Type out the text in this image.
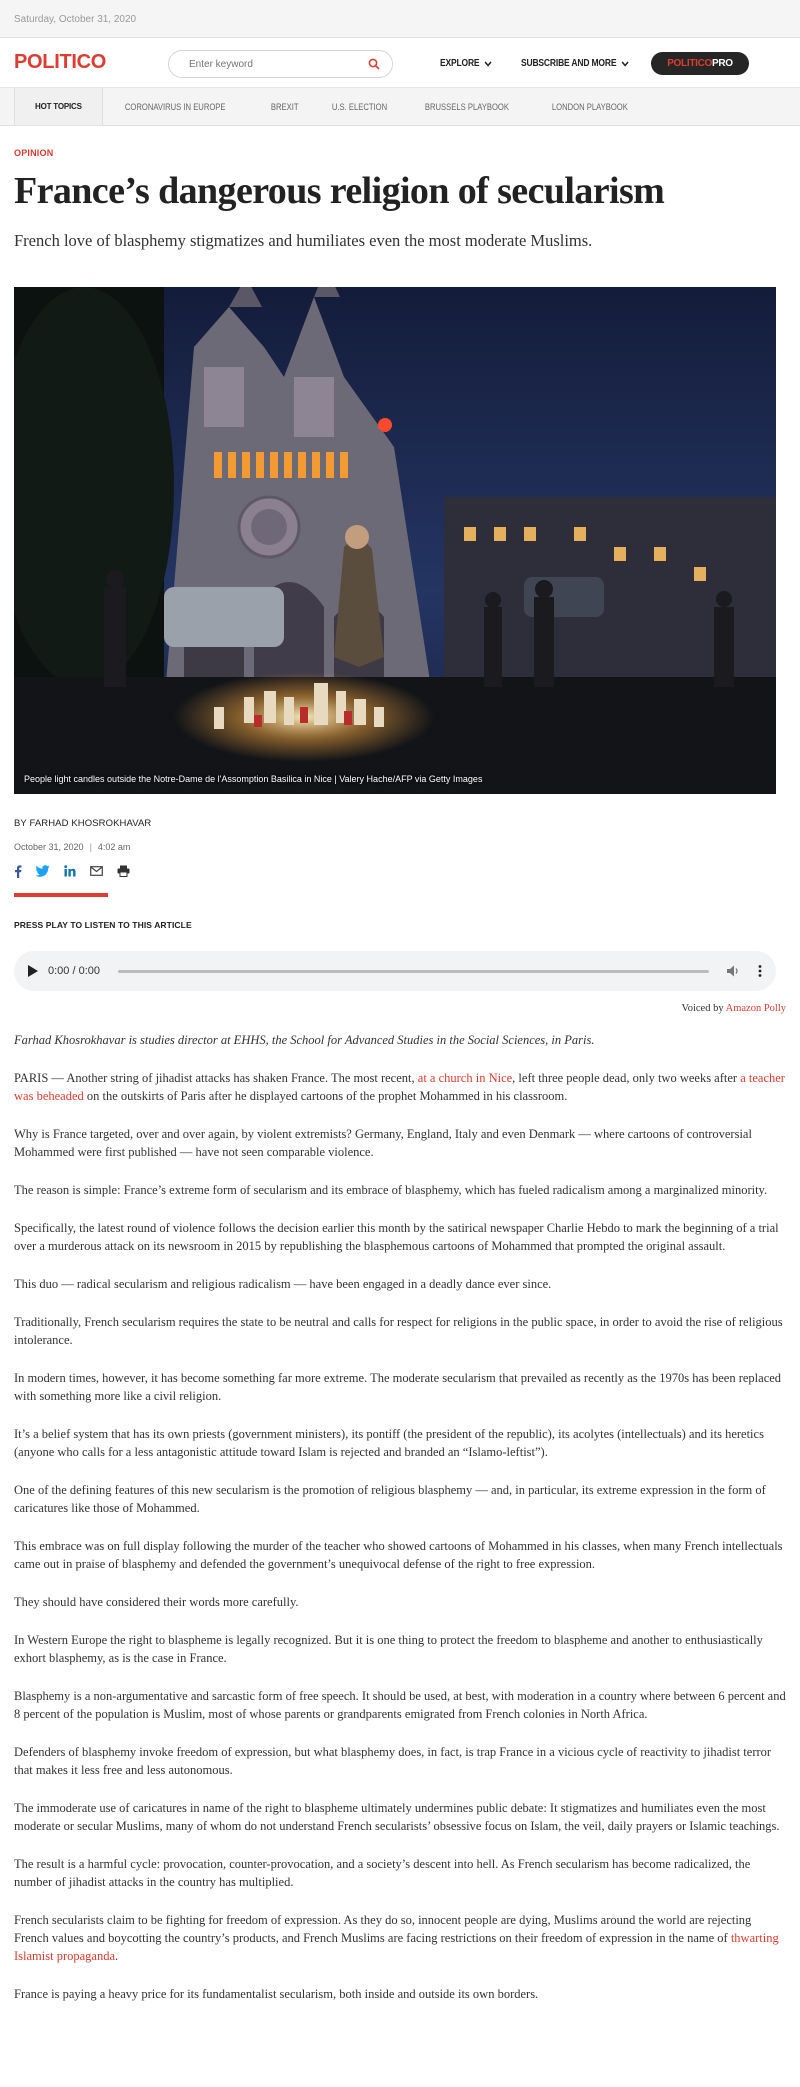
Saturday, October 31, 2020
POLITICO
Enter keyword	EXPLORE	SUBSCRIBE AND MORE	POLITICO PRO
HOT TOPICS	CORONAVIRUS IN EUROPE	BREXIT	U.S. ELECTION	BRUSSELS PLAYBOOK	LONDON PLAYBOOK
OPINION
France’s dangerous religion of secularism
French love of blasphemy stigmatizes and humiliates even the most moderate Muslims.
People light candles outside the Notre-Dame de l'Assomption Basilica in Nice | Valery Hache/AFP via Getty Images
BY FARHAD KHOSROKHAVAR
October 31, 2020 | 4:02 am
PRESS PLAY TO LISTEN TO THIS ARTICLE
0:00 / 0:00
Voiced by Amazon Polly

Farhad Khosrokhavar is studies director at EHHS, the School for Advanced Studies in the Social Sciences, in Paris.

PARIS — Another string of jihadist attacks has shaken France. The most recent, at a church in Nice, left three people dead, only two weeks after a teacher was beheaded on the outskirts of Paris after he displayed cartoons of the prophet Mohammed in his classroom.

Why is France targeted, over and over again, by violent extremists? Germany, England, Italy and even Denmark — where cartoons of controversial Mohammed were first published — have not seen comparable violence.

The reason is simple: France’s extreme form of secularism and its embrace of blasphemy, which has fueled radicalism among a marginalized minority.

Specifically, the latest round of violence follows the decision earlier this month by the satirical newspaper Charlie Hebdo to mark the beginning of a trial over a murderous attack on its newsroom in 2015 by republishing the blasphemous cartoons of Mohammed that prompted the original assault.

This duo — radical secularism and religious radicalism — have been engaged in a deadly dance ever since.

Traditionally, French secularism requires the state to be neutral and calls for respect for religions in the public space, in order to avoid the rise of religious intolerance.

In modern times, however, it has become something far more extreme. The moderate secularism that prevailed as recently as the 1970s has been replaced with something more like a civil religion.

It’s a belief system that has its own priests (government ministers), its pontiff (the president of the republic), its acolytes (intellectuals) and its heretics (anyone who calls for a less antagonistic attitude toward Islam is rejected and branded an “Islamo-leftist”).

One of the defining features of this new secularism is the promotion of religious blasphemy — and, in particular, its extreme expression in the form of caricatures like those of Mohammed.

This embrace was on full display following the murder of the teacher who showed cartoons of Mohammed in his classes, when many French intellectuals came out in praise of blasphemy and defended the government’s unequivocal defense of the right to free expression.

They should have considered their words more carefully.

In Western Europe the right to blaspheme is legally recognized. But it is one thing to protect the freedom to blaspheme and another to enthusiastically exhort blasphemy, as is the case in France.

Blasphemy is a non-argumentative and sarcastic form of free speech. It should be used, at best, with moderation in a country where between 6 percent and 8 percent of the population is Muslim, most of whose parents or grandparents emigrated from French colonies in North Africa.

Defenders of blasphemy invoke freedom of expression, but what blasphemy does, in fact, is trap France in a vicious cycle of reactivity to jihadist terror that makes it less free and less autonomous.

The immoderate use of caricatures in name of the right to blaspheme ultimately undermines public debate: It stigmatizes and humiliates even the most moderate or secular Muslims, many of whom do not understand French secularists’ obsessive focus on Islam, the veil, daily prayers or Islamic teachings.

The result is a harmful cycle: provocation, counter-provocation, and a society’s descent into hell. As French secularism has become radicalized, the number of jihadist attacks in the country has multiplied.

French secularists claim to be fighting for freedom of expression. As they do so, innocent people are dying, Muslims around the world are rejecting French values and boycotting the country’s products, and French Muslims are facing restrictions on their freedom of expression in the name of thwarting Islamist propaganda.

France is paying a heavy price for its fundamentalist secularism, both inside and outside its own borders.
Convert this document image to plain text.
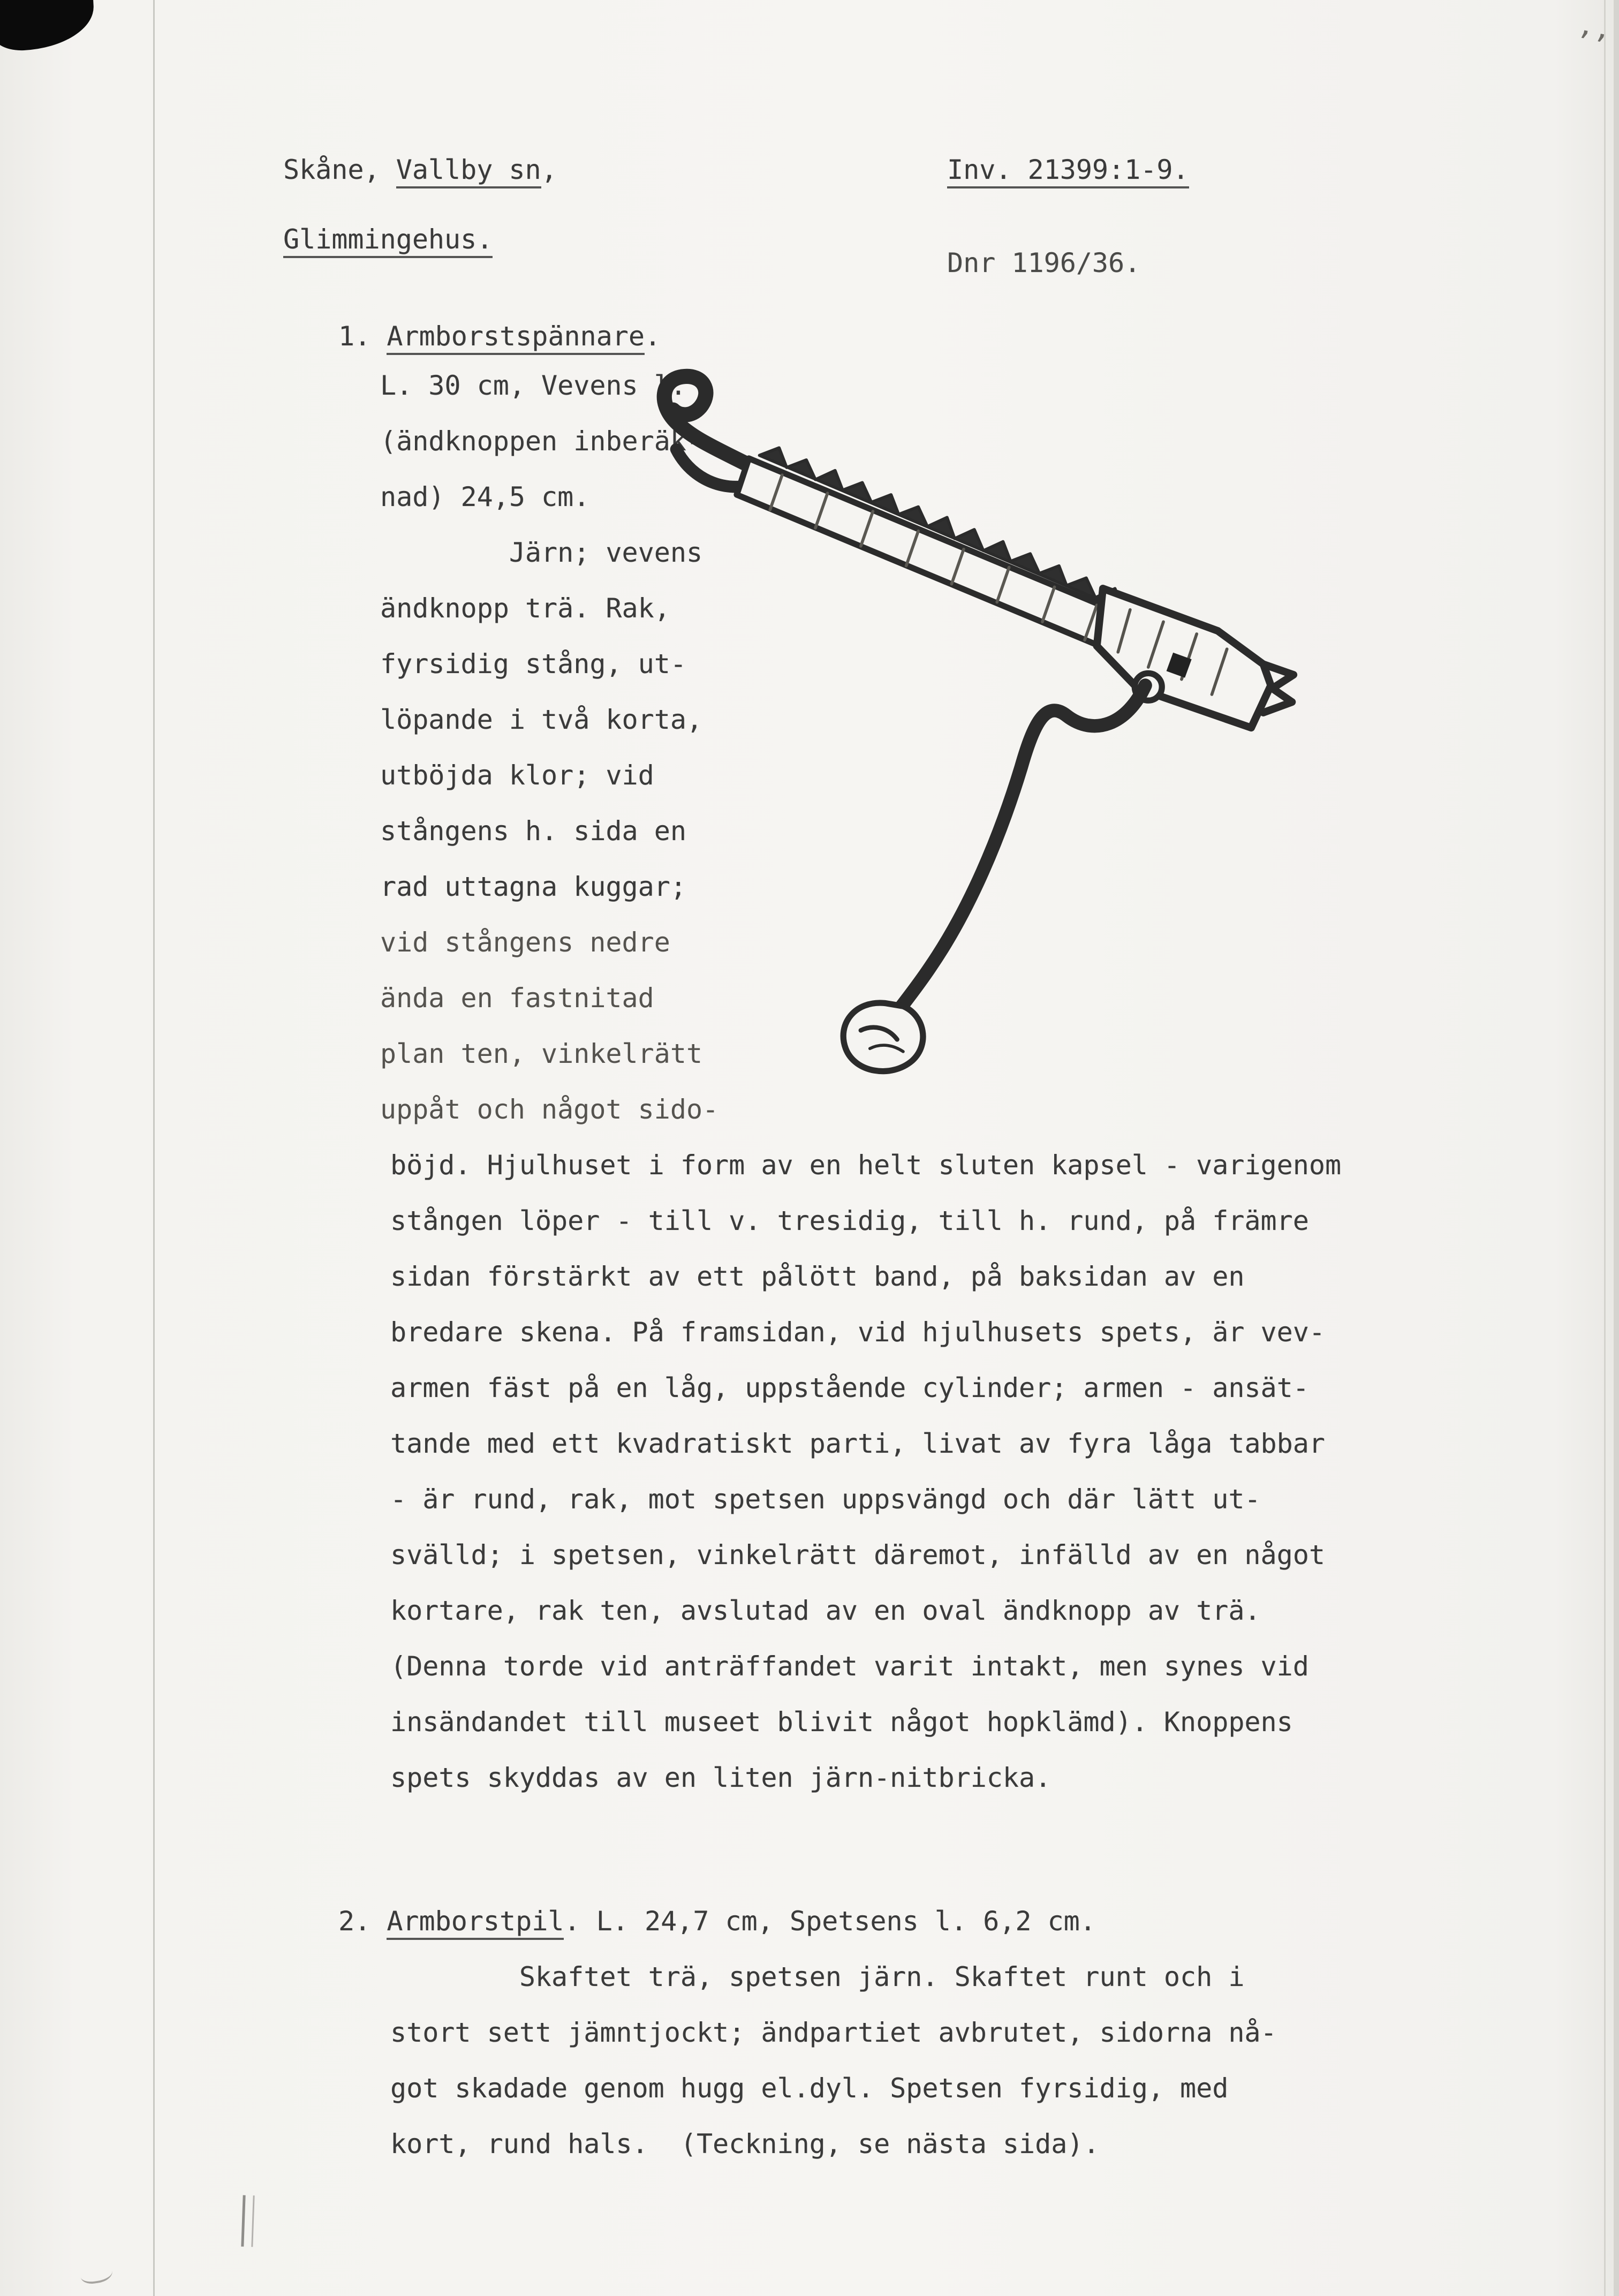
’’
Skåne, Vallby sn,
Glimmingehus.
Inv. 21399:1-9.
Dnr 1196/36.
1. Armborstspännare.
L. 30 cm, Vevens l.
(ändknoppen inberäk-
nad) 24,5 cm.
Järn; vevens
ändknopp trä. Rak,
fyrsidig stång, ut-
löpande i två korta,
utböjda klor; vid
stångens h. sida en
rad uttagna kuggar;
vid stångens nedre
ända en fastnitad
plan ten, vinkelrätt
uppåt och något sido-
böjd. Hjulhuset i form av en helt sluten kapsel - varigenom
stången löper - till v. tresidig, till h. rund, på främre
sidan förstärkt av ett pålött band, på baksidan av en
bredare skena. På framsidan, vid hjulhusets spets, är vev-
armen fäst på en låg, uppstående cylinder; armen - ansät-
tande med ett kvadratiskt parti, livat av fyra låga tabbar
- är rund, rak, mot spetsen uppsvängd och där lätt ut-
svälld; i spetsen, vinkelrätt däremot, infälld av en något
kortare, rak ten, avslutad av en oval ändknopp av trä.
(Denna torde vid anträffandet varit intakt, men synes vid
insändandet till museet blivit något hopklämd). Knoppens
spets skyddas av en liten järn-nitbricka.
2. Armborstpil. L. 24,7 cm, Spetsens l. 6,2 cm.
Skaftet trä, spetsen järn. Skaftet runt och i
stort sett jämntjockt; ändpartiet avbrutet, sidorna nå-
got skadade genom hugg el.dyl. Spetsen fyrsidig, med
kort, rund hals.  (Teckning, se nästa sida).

_Instructions to follow_
Make an exact copy of the data above, pictures excluded.

_Your response_
Type out the text in this image.
Saturday, October 31, 2020
POLITICO
Enter keyword	EXPLORE	SUBSCRIBE AND MORE	POLITICO PRO
HOT TOPICS	CORONAVIRUS IN EUROPE	BREXIT	U.S. ELECTION	BRUSSELS PLAYBOOK	LONDON PLAYBOOK
OPINION
France’s dangerous religion of secularism
French love of blasphemy stigmatizes and humiliates even the most moderate Muslims.
People light candles outside the Notre-Dame de l'Assomption Basilica in Nice | Valery Hache/AFP via Getty Images
BY FARHAD KHOSROKHAVAR
October 31, 2020 | 4:02 am
PRESS PLAY TO LISTEN TO THIS ARTICLE
0:00 / 0:00
Voiced by Amazon Polly

Farhad Khosrokhavar is studies director at EHHS, the School for Advanced Studies in the Social Sciences, in Paris.

PARIS — Another string of jihadist attacks has shaken France. The most recent, at a church in Nice, left three people dead, only two weeks after a teacher was beheaded on the outskirts of Paris after he displayed cartoons of the prophet Mohammed in his classroom.

Why is France targeted, over and over again, by violent extremists? Germany, England, Italy and even Denmark — where cartoons of controversial Mohammed were first published — have not seen comparable violence.

The reason is simple: France’s extreme form of secularism and its embrace of blasphemy, which has fueled radicalism among a marginalized minority.

Specifically, the latest round of violence follows the decision earlier this month by the satirical newspaper Charlie Hebdo to mark the beginning of a trial over a murderous attack on its newsroom in 2015 by republishing the blasphemous cartoons of Mohammed that prompted the original assault.

This duo — radical secularism and religious radicalism — have been engaged in a deadly dance ever since.

Traditionally, French secularism requires the state to be neutral and calls for respect for religions in the public space, in order to avoid the rise of religious intolerance.

In modern times, however, it has become something far more extreme. The moderate secularism that prevailed as recently as the 1970s has been replaced with something more like a civil religion.

It’s a belief system that has its own priests (government ministers), its pontiff (the president of the republic), its acolytes (intellectuals) and its heretics (anyone who calls for a less antagonistic attitude toward Islam is rejected and branded an “Islamo-leftist”).

One of the defining features of this new secularism is the promotion of religious blasphemy — and, in particular, its extreme expression in the form of caricatures like those of Mohammed.

This embrace was on full display following the murder of the teacher who showed cartoons of Mohammed in his classes, when many French intellectuals came out in praise of blasphemy and defended the government’s unequivocal defense of the right to free expression.

They should have considered their words more carefully.

In Western Europe the right to blaspheme is legally recognized. But it is one thing to protect the freedom to blaspheme and another to enthusiastically exhort blasphemy, as is the case in France.

Blasphemy is a non-argumentative and sarcastic form of free speech. It should be used, at best, with moderation in a country where between 6 percent and 8 percent of the population is Muslim, most of whose parents or grandparents emigrated from French colonies in North Africa.

Defenders of blasphemy invoke freedom of expression, but what blasphemy does, in fact, is trap France in a vicious cycle of reactivity to jihadist terror that makes it less free and less autonomous.

The immoderate use of caricatures in name of the right to blaspheme ultimately undermines public debate: It stigmatizes and humiliates even the most moderate or secular Muslims, many of whom do not understand French secularists’ obsessive focus on Islam, the veil, daily prayers or Islamic teachings.

The result is a harmful cycle: provocation, counter-provocation, and a society’s descent into hell. As French secularism has become radicalized, the number of jihadist attacks in the country has multiplied.

French secularists claim to be fighting for freedom of expression. As they do so, innocent people are dying, Muslims around the world are rejecting French values and boycotting the country’s products, and French Muslims are facing restrictions on their freedom of expression in the name of thwarting Islamist propaganda.

France is paying a heavy price for its fundamentalist secularism, both inside and outside its own borders.
Convert this document image to plain text.
’’
Skåne, Vallby sn,
Glimmingehus.
Inv. 21399:1-9.
Dnr 1196/36.
1. Armborstspännare.
L. 30 cm, Vevens l.
(ändknoppen inberäk-
nad) 24,5 cm.
Järn; vevens
ändknopp trä. Rak,
fyrsidig stång, ut-
löpande i två korta,
utböjda klor; vid
stångens h. sida en
rad uttagna kuggar;
vid stångens nedre
ända en fastnitad
plan ten, vinkelrätt
uppåt och något sido-
böjd. Hjulhuset i form av en helt sluten kapsel - varigenom
stången löper - till v. tresidig, till h. rund, på främre
sidan förstärkt av ett pålött band, på baksidan av en
bredare skena. På framsidan, vid hjulhusets spets, är vev-
armen fäst på en låg, uppstående cylinder; armen - ansät-
tande med ett kvadratiskt parti, livat av fyra låga tabbar
- är rund, rak, mot spetsen uppsvängd och där lätt ut-
svälld; i spetsen, vinkelrätt däremot, infälld av en något
kortare, rak ten, avslutad av en oval ändknopp av trä.
(Denna torde vid anträffandet varit intakt, men synes vid
insändandet till museet blivit något hopklämd). Knoppens
spets skyddas av en liten järn-nitbricka.
2. Armborstpil. L. 24,7 cm, Spetsens l. 6,2 cm.
Skaftet trä, spetsen järn. Skaftet runt och i
stort sett jämntjockt; ändpartiet avbrutet, sidorna nå-
got skadade genom hugg el.dyl. Spetsen fyrsidig, med
kort, rund hals.  (Teckning, se nästa sida).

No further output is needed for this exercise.